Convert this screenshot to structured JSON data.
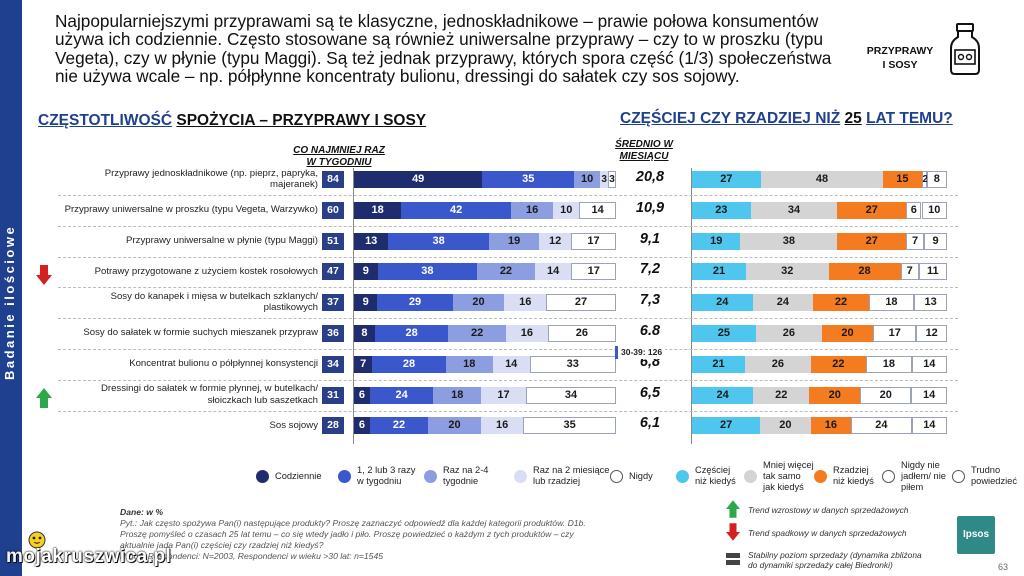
{
  "sidebar": {
    "label": "Badanie ilościowe"
  },
  "headline": "Najpopularniejszymi przyprawami są te klasyczne, jednoskładnikowe – prawie połowa konsumentów używa ich codziennie. Często stosowane są również uniwersalne przyprawy – czy to w proszku (typu Vegeta), czy w płynie (typu Maggi). Są też jednak przyprawy, których spora część (1/3) społeczeństwa nie używa wcale – np. półpłynne koncentraty bulionu, dressingi do sałatek czy sos sojowy.",
  "corner": {
    "line1": "PRZYPRAWY",
    "line2": "I SOSY",
    "icon": "bottle-icon"
  },
  "section_left": {
    "part1": "CZĘSTOTLIWOŚĆ",
    "part2": "SPOŻYCIA – PRZYPRAWY I SOSY"
  },
  "section_right": {
    "part1": "CZĘŚCIEJ CZY RZADZIEJ NIŻ",
    "part2": "25",
    "part3": "LAT TEMU?"
  },
  "col_weekly": {
    "line1": "CO NAJMNIEJ RAZ",
    "line2": "W TYGODNIU"
  },
  "col_monthly": {
    "line1": "ŚREDNIO W",
    "line2": "MIESIĄCU"
  },
  "annotation": "30-39: 126",
  "colors": {
    "daily": "#1f2d6e",
    "weekly_multi": "#3b57cc",
    "weekly_rare": "#8d9ee0",
    "monthly_rare": "#d9def4",
    "never": "#ffffff",
    "more_often": "#4fc6ee",
    "same": "#d4d4d4",
    "less_often": "#f47b20",
    "not_eat": "#ffffff",
    "hard_to_say": "#ffffff"
  },
  "chart_data": [
    {
      "type": "bar",
      "orientation": "horizontal-stacked",
      "title": "CZĘSTOTLIWOŚĆ SPOŻYCIA – PRZYPRAWY I SOSY",
      "categories": [
        "Przyprawy jednoskładnikowe (np. pieprz, papryka, majeranek)",
        "Przyprawy uniwersalne w proszku (typu Vegeta, Warzywko)",
        "Przyprawy uniwersalne w płynie (typu Maggi)",
        "Potrawy przygotowane z użyciem kostek rosołowych",
        "Sosy do kanapek i mięsa w butelkach szklanych/ plastikowych",
        "Sosy do sałatek w formie suchych mieszanek przypraw",
        "Koncentrat bulionu o półpłynnej konsystencji",
        "Dressingi do sałatek w formie płynnej, w butelkach/ słoiczkach lub saszetkach",
        "Sos sojowy"
      ],
      "weekly_at_least": [
        84,
        60,
        51,
        47,
        37,
        36,
        34,
        31,
        28
      ],
      "avg_per_month": [
        "20,8",
        "10,9",
        "9,1",
        "7,2",
        "7,3",
        "6.8",
        "6,8",
        "6,5",
        "6,1"
      ],
      "trend": [
        "",
        "",
        "",
        "down",
        "",
        "",
        "",
        "up",
        ""
      ],
      "series": [
        {
          "name": "Codziennie",
          "values": [
            49,
            18,
            13,
            9,
            9,
            8,
            7,
            6,
            6
          ]
        },
        {
          "name": "1, 2 lub 3 razy w tygodniu",
          "values": [
            35,
            42,
            38,
            38,
            29,
            28,
            28,
            24,
            22
          ]
        },
        {
          "name": "Raz na 2-4 tygodnie",
          "values": [
            10,
            16,
            19,
            22,
            20,
            22,
            18,
            18,
            20
          ]
        },
        {
          "name": "Raz na 2 miesiące lub rzadziej",
          "values": [
            3,
            10,
            12,
            14,
            16,
            16,
            14,
            17,
            16
          ]
        },
        {
          "name": "Nigdy",
          "values": [
            3,
            14,
            17,
            17,
            27,
            26,
            33,
            34,
            35
          ]
        }
      ]
    },
    {
      "type": "bar",
      "orientation": "horizontal-stacked",
      "title": "CZĘŚCIEJ CZY RZADZIEJ NIŻ 25 LAT TEMU?",
      "categories": [
        "Przyprawy jednoskładnikowe (np. pieprz, papryka, majeranek)",
        "Przyprawy uniwersalne w proszku (typu Vegeta, Warzywko)",
        "Przyprawy uniwersalne w płynie (typu Maggi)",
        "Potrawy przygotowane z użyciem kostek rosołowych",
        "Sosy do kanapek i mięsa w butelkach szklanych/ plastikowych",
        "Sosy do sałatek w formie suchych mieszanek przypraw",
        "Koncentrat bulionu o półpłynnej konsystencji",
        "Dressingi do sałatek w formie płynnej, w butelkach/ słoiczkach lub saszetkach",
        "Sos sojowy"
      ],
      "series": [
        {
          "name": "Częściej niż kiedyś",
          "values": [
            27,
            23,
            19,
            21,
            24,
            25,
            21,
            24,
            27
          ]
        },
        {
          "name": "Mniej więcej tak samo jak kiedyś",
          "values": [
            48,
            34,
            38,
            32,
            24,
            26,
            26,
            22,
            20
          ]
        },
        {
          "name": "Rzadziej niż kiedyś",
          "values": [
            15,
            27,
            27,
            28,
            22,
            20,
            22,
            20,
            16
          ]
        },
        {
          "name": "Nigdy nie jadłem/ nie piłem",
          "values": [
            2,
            6,
            7,
            7,
            18,
            17,
            18,
            20,
            24
          ]
        },
        {
          "name": "Trudno powiedzieć",
          "values": [
            8,
            10,
            9,
            11,
            13,
            12,
            14,
            14,
            14
          ]
        }
      ]
    }
  ],
  "legend_left": [
    {
      "label": "Codziennie"
    },
    {
      "label": "1, 2 lub 3 razy w tygodniu"
    },
    {
      "label": "Raz na 2-4 tygodnie"
    },
    {
      "label": "Raz na 2 miesiące lub rzadziej"
    },
    {
      "label": "Nigdy"
    }
  ],
  "legend_right": [
    {
      "label": "Częściej niż kiedyś"
    },
    {
      "label": "Mniej więcej tak samo jak kiedyś"
    },
    {
      "label": "Rzadziej niż kiedyś"
    },
    {
      "label": "Nigdy nie jadłem/ nie piłem"
    },
    {
      "label": "Trudno powiedzieć"
    }
  ],
  "footnote": {
    "l1": "Dane: w %",
    "l2": "Pyt.: Jak często spożywa Pan(i) następujące produkty? Proszę zaznaczyć odpowiedź dla każdej kategorii produktów. D1b.",
    "l3": "Proszę pomyśleć o czasach 25 lat temu – co się wtedy jadło i piło. Proszę powiedzieć o każdym z tych produktów – czy",
    "l4": "aktualnie jada Pan(i) częściej czy rzadziej niż kiedyś?",
    "l5": "Próba: Respondenci: N=2003, Respondenci w wieku >30 lat: n=1545"
  },
  "trend_legend": {
    "up": "Trend wzrostowy w danych sprzedażowych",
    "down": "Trend spadkowy w danych sprzedażowych",
    "stable_l1": "Stabilny poziom sprzedaży (dynamika zbliżona",
    "stable_l2": "do dynamiki sprzedaży całej Biedronki)"
  },
  "logo": "Ipsos",
  "page_number": "63",
  "watermark": "mojakruszwica.pl"
}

* **PROBLEM DESCRIPTION**
All of the records need repeating exactly, except for the pictures.

* **SOLUTION BELOW**
Convert this screenshot to structured JSON data.
{
  "sidebar": {
    "label": "Badanie ilościowe"
  },
  "headline": "Najpopularniejszymi przyprawami są te klasyczne, jednoskładnikowe – prawie połowa konsumentów używa ich codziennie. Często stosowane są również uniwersalne przyprawy – czy to w proszku (typu Vegeta), czy w płynie (typu Maggi). Są też jednak przyprawy, których spora część (1/3) społeczeństwa nie używa wcale – np. półpłynne koncentraty bulionu, dressingi do sałatek czy sos sojowy.",
  "corner": {
    "line1": "PRZYPRAWY",
    "line2": "I SOSY",
    "icon": "bottle-icon"
  },
  "section_left": {
    "part1": "CZĘSTOTLIWOŚĆ",
    "part2": "SPOŻYCIA – PRZYPRAWY I SOSY"
  },
  "section_right": {
    "part1": "CZĘŚCIEJ CZY RZADZIEJ NIŻ",
    "part2": "25",
    "part3": "LAT TEMU?"
  },
  "col_weekly": {
    "line1": "CO NAJMNIEJ RAZ",
    "line2": "W TYGODNIU"
  },
  "col_monthly": {
    "line1": "ŚREDNIO W",
    "line2": "MIESIĄCU"
  },
  "annotation": "30-39: 126",
  "colors": {
    "daily": "#1f2d6e",
    "weekly_multi": "#3b57cc",
    "weekly_rare": "#8d9ee0",
    "monthly_rare": "#d9def4",
    "never": "#ffffff",
    "more_often": "#4fc6ee",
    "same": "#d4d4d4",
    "less_often": "#f47b20",
    "not_eat": "#ffffff",
    "hard_to_say": "#ffffff"
  },
  "chart_data": [
    {
      "type": "bar",
      "orientation": "horizontal-stacked",
      "title": "CZĘSTOTLIWOŚĆ SPOŻYCIA – PRZYPRAWY I SOSY",
      "categories": [
        "Przyprawy jednoskładnikowe (np. pieprz, papryka, majeranek)",
        "Przyprawy uniwersalne w proszku (typu Vegeta, Warzywko)",
        "Przyprawy uniwersalne w płynie (typu Maggi)",
        "Potrawy przygotowane z użyciem kostek rosołowych",
        "Sosy do kanapek i mięsa w butelkach szklanych/ plastikowych",
        "Sosy do sałatek w formie suchych mieszanek przypraw",
        "Koncentrat bulionu o półpłynnej konsystencji",
        "Dressingi do sałatek w formie płynnej, w butelkach/ słoiczkach lub saszetkach",
        "Sos sojowy"
      ],
      "weekly_at_least": [
        84,
        60,
        51,
        47,
        37,
        36,
        34,
        31,
        28
      ],
      "avg_per_month": [
        "20,8",
        "10,9",
        "9,1",
        "7,2",
        "7,3",
        "6.8",
        "6,8",
        "6,5",
        "6,1"
      ],
      "trend": [
        "",
        "",
        "",
        "down",
        "",
        "",
        "",
        "up",
        ""
      ],
      "series": [
        {
          "name": "Codziennie",
          "values": [
            49,
            18,
            13,
            9,
            9,
            8,
            7,
            6,
            6
          ]
        },
        {
          "name": "1, 2 lub 3 razy w tygodniu",
          "values": [
            35,
            42,
            38,
            38,
            29,
            28,
            28,
            24,
            22
          ]
        },
        {
          "name": "Raz na 2-4 tygodnie",
          "values": [
            10,
            16,
            19,
            22,
            20,
            22,
            18,
            18,
            20
          ]
        },
        {
          "name": "Raz na 2 miesiące lub rzadziej",
          "values": [
            3,
            10,
            12,
            14,
            16,
            16,
            14,
            17,
            16
          ]
        },
        {
          "name": "Nigdy",
          "values": [
            3,
            14,
            17,
            17,
            27,
            26,
            33,
            34,
            35
          ]
        }
      ]
    },
    {
      "type": "bar",
      "orientation": "horizontal-stacked",
      "title": "CZĘŚCIEJ CZY RZADZIEJ NIŻ 25 LAT TEMU?",
      "categories": [
        "Przyprawy jednoskładnikowe (np. pieprz, papryka, majeranek)",
        "Przyprawy uniwersalne w proszku (typu Vegeta, Warzywko)",
        "Przyprawy uniwersalne w płynie (typu Maggi)",
        "Potrawy przygotowane z użyciem kostek rosołowych",
        "Sosy do kanapek i mięsa w butelkach szklanych/ plastikowych",
        "Sosy do sałatek w formie suchych mieszanek przypraw",
        "Koncentrat bulionu o półpłynnej konsystencji",
        "Dressingi do sałatek w formie płynnej, w butelkach/ słoiczkach lub saszetkach",
        "Sos sojowy"
      ],
      "series": [
        {
          "name": "Częściej niż kiedyś",
          "values": [
            27,
            23,
            19,
            21,
            24,
            25,
            21,
            24,
            27
          ]
        },
        {
          "name": "Mniej więcej tak samo jak kiedyś",
          "values": [
            48,
            34,
            38,
            32,
            24,
            26,
            26,
            22,
            20
          ]
        },
        {
          "name": "Rzadziej niż kiedyś",
          "values": [
            15,
            27,
            27,
            28,
            22,
            20,
            22,
            20,
            16
          ]
        },
        {
          "name": "Nigdy nie jadłem/ nie piłem",
          "values": [
            2,
            6,
            7,
            7,
            18,
            17,
            18,
            20,
            24
          ]
        },
        {
          "name": "Trudno powiedzieć",
          "values": [
            8,
            10,
            9,
            11,
            13,
            12,
            14,
            14,
            14
          ]
        }
      ]
    }
  ],
  "legend_left": [
    {
      "label": "Codziennie"
    },
    {
      "label": "1, 2 lub 3 razy w tygodniu"
    },
    {
      "label": "Raz na 2-4 tygodnie"
    },
    {
      "label": "Raz na 2 miesiące lub rzadziej"
    },
    {
      "label": "Nigdy"
    }
  ],
  "legend_right": [
    {
      "label": "Częściej niż kiedyś"
    },
    {
      "label": "Mniej więcej tak samo jak kiedyś"
    },
    {
      "label": "Rzadziej niż kiedyś"
    },
    {
      "label": "Nigdy nie jadłem/ nie piłem"
    },
    {
      "label": "Trudno powiedzieć"
    }
  ],
  "footnote": {
    "l1": "Dane: w %",
    "l2": "Pyt.: Jak często spożywa Pan(i) następujące produkty? Proszę zaznaczyć odpowiedź dla każdej kategorii produktów. D1b.",
    "l3": "Proszę pomyśleć o czasach 25 lat temu – co się wtedy jadło i piło. Proszę powiedzieć o każdym z tych produktów – czy",
    "l4": "aktualnie jada Pan(i) częściej czy rzadziej niż kiedyś?",
    "l5": "Próba: Respondenci: N=2003, Respondenci w wieku >30 lat: n=1545"
  },
  "trend_legend": {
    "up": "Trend wzrostowy w danych sprzedażowych",
    "down": "Trend spadkowy w danych sprzedażowych",
    "stable_l1": "Stabilny poziom sprzedaży (dynamika zbliżona",
    "stable_l2": "do dynamiki sprzedaży całej Biedronki)"
  },
  "logo": "Ipsos",
  "page_number": "63",
  "watermark": "mojakruszwica.pl"
}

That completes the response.